» **Task directions**: Write the material out again exactly as it stands.

--- Start Data section ---

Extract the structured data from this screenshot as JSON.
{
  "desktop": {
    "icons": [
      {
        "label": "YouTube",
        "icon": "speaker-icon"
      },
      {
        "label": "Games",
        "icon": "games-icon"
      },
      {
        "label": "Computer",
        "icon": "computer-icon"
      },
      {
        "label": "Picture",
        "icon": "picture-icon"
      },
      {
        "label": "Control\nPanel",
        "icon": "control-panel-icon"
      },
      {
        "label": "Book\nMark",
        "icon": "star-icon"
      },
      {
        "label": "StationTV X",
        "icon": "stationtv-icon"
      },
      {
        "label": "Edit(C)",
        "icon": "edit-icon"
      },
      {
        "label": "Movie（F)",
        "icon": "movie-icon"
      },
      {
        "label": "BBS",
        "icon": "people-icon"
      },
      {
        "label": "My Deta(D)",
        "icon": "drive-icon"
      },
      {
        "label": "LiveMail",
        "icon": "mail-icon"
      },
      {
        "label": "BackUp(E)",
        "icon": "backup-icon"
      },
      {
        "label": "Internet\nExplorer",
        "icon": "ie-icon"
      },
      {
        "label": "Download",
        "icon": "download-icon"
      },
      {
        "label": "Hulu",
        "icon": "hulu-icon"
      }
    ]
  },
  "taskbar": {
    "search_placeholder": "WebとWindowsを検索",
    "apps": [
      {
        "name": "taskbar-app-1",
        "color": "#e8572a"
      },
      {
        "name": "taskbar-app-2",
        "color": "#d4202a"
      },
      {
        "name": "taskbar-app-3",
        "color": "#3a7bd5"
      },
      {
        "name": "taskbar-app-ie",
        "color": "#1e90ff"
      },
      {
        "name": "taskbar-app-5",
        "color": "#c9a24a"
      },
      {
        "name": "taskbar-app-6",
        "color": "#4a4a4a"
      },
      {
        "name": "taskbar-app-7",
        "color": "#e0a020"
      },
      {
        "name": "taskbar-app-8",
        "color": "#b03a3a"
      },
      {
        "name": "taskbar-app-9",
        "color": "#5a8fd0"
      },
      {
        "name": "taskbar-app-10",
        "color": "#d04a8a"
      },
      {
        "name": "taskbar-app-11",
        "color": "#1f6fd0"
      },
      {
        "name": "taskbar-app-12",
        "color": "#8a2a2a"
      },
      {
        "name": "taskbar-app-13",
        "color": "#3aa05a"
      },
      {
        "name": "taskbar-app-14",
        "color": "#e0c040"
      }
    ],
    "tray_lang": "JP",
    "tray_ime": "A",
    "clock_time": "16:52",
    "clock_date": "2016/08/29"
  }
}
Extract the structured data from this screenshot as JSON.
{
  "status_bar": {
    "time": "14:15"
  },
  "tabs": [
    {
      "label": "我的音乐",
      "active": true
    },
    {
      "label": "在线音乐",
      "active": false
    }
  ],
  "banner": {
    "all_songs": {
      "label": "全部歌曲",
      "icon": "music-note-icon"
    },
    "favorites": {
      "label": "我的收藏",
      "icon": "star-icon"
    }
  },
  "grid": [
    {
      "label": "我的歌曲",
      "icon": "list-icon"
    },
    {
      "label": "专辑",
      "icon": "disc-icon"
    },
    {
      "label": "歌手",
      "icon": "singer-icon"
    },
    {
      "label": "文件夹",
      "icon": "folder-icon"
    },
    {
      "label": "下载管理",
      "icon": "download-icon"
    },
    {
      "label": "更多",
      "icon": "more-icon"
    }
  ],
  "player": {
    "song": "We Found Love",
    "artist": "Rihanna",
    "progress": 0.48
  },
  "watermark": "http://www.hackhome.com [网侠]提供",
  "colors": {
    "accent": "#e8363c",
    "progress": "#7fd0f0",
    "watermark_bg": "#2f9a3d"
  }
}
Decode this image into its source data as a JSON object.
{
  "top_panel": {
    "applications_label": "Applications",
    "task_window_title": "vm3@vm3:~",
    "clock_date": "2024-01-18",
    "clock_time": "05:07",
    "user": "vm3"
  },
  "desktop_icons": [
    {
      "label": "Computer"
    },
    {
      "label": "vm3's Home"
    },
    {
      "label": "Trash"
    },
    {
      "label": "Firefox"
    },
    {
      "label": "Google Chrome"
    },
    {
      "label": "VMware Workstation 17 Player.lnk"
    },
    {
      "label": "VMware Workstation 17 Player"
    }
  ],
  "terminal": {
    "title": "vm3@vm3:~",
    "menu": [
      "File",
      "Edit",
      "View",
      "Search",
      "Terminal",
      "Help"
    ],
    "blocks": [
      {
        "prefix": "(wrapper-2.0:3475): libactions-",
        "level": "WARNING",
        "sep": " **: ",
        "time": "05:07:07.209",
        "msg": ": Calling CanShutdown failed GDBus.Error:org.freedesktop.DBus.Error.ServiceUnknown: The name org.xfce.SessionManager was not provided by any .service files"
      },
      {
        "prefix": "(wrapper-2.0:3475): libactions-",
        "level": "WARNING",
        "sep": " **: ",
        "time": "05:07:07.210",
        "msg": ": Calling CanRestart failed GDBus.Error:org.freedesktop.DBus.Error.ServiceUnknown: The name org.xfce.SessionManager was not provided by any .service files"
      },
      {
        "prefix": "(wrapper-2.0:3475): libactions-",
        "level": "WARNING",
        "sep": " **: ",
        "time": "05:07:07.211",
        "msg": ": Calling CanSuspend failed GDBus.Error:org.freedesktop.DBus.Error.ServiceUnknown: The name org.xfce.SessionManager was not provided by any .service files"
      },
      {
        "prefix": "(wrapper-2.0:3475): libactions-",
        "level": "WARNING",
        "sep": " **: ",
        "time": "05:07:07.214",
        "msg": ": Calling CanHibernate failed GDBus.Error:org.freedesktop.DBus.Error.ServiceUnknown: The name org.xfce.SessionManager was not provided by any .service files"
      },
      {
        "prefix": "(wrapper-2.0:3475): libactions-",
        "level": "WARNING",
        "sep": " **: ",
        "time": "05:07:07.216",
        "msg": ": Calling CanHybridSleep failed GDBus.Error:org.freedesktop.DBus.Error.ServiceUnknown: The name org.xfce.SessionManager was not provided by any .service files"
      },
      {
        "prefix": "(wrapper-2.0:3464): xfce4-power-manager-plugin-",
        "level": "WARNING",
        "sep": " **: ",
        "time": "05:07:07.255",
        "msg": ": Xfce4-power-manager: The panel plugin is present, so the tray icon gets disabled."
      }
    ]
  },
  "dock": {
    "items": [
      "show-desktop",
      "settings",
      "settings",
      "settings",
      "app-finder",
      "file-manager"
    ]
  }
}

--- End Data section ---

» **Task answer**:
Extract the structured data from this screenshot as JSON.
{
  "desktop": {
    "icons": [
      {
        "label": "YouTube",
        "icon": "speaker-icon"
      },
      {
        "label": "Games",
        "icon": "games-icon"
      },
      {
        "label": "Computer",
        "icon": "computer-icon"
      },
      {
        "label": "Picture",
        "icon": "picture-icon"
      },
      {
        "label": "Control\nPanel",
        "icon": "control-panel-icon"
      },
      {
        "label": "Book\nMark",
        "icon": "star-icon"
      },
      {
        "label": "StationTV X",
        "icon": "stationtv-icon"
      },
      {
        "label": "Edit(C)",
        "icon": "edit-icon"
      },
      {
        "label": "Movie（F)",
        "icon": "movie-icon"
      },
      {
        "label": "BBS",
        "icon": "people-icon"
      },
      {
        "label": "My Deta(D)",
        "icon": "drive-icon"
      },
      {
        "label": "LiveMail",
        "icon": "mail-icon"
      },
      {
        "label": "BackUp(E)",
        "icon": "backup-icon"
      },
      {
        "label": "Internet\nExplorer",
        "icon": "ie-icon"
      },
      {
        "label": "Download",
        "icon": "download-icon"
      },
      {
        "label": "Hulu",
        "icon": "hulu-icon"
      }
    ]
  },
  "taskbar": {
    "search_placeholder": "WebとWindowsを検索",
    "apps": [
      {
        "name": "taskbar-app-1",
        "color": "#e8572a"
      },
      {
        "name": "taskbar-app-2",
        "color": "#d4202a"
      },
      {
        "name": "taskbar-app-3",
        "color": "#3a7bd5"
      },
      {
        "name": "taskbar-app-ie",
        "color": "#1e90ff"
      },
      {
        "name": "taskbar-app-5",
        "color": "#c9a24a"
      },
      {
        "name": "taskbar-app-6",
        "color": "#4a4a4a"
      },
      {
        "name": "taskbar-app-7",
        "color": "#e0a020"
      },
      {
        "name": "taskbar-app-8",
        "color": "#b03a3a"
      },
      {
        "name": "taskbar-app-9",
        "color": "#5a8fd0"
      },
      {
        "name": "taskbar-app-10",
        "color": "#d04a8a"
      },
      {
        "name": "taskbar-app-11",
        "color": "#1f6fd0"
      },
      {
        "name": "taskbar-app-12",
        "color": "#8a2a2a"
      },
      {
        "name": "taskbar-app-13",
        "color": "#3aa05a"
      },
      {
        "name": "taskbar-app-14",
        "color": "#e0c040"
      }
    ],
    "tray_lang": "JP",
    "tray_ime": "A",
    "clock_time": "16:52",
    "clock_date": "2016/08/29"
  }
}
Extract the structured data from this screenshot as JSON.
{
  "status_bar": {
    "time": "14:15"
  },
  "tabs": [
    {
      "label": "我的音乐",
      "active": true
    },
    {
      "label": "在线音乐",
      "active": false
    }
  ],
  "banner": {
    "all_songs": {
      "label": "全部歌曲",
      "icon": "music-note-icon"
    },
    "favorites": {
      "label": "我的收藏",
      "icon": "star-icon"
    }
  },
  "grid": [
    {
      "label": "我的歌曲",
      "icon": "list-icon"
    },
    {
      "label": "专辑",
      "icon": "disc-icon"
    },
    {
      "label": "歌手",
      "icon": "singer-icon"
    },
    {
      "label": "文件夹",
      "icon": "folder-icon"
    },
    {
      "label": "下载管理",
      "icon": "download-icon"
    },
    {
      "label": "更多",
      "icon": "more-icon"
    }
  ],
  "player": {
    "song": "We Found Love",
    "artist": "Rihanna",
    "progress": 0.48
  },
  "watermark": "http://www.hackhome.com [网侠]提供",
  "colors": {
    "accent": "#e8363c",
    "progress": "#7fd0f0",
    "watermark_bg": "#2f9a3d"
  }
}
Decode this image into its source data as a JSON object.
{
  "top_panel": {
    "applications_label": "Applications",
    "task_window_title": "vm3@vm3:~",
    "clock_date": "2024-01-18",
    "clock_time": "05:07",
    "user": "vm3"
  },
  "desktop_icons": [
    {
      "label": "Computer"
    },
    {
      "label": "vm3's Home"
    },
    {
      "label": "Trash"
    },
    {
      "label": "Firefox"
    },
    {
      "label": "Google Chrome"
    },
    {
      "label": "VMware Workstation 17 Player.lnk"
    },
    {
      "label": "VMware Workstation 17 Player"
    }
  ],
  "terminal": {
    "title": "vm3@vm3:~",
    "menu": [
      "File",
      "Edit",
      "View",
      "Search",
      "Terminal",
      "Help"
    ],
    "blocks": [
      {
        "prefix": "(wrapper-2.0:3475): libactions-",
        "level": "WARNING",
        "sep": " **: ",
        "time": "05:07:07.209",
        "msg": ": Calling CanShutdown failed GDBus.Error:org.freedesktop.DBus.Error.ServiceUnknown: The name org.xfce.SessionManager was not provided by any .service files"
      },
      {
        "prefix": "(wrapper-2.0:3475): libactions-",
        "level": "WARNING",
        "sep": " **: ",
        "time": "05:07:07.210",
        "msg": ": Calling CanRestart failed GDBus.Error:org.freedesktop.DBus.Error.ServiceUnknown: The name org.xfce.SessionManager was not provided by any .service files"
      },
      {
        "prefix": "(wrapper-2.0:3475): libactions-",
        "level": "WARNING",
        "sep": " **: ",
        "time": "05:07:07.211",
        "msg": ": Calling CanSuspend failed GDBus.Error:org.freedesktop.DBus.Error.ServiceUnknown: The name org.xfce.SessionManager was not provided by any .service files"
      },
      {
        "prefix": "(wrapper-2.0:3475): libactions-",
        "level": "WARNING",
        "sep": " **: ",
        "time": "05:07:07.214",
        "msg": ": Calling CanHibernate failed GDBus.Error:org.freedesktop.DBus.Error.ServiceUnknown: The name org.xfce.SessionManager was not provided by any .service files"
      },
      {
        "prefix": "(wrapper-2.0:3475): libactions-",
        "level": "WARNING",
        "sep": " **: ",
        "time": "05:07:07.216",
        "msg": ": Calling CanHybridSleep failed GDBus.Error:org.freedesktop.DBus.Error.ServiceUnknown: The name org.xfce.SessionManager was not provided by any .service files"
      },
      {
        "prefix": "(wrapper-2.0:3464): xfce4-power-manager-plugin-",
        "level": "WARNING",
        "sep": " **: ",
        "time": "05:07:07.255",
        "msg": ": Xfce4-power-manager: The panel plugin is present, so the tray icon gets disabled."
      }
    ]
  },
  "dock": {
    "items": [
      "show-desktop",
      "settings",
      "settings",
      "settings",
      "app-finder",
      "file-manager"
    ]
  }
}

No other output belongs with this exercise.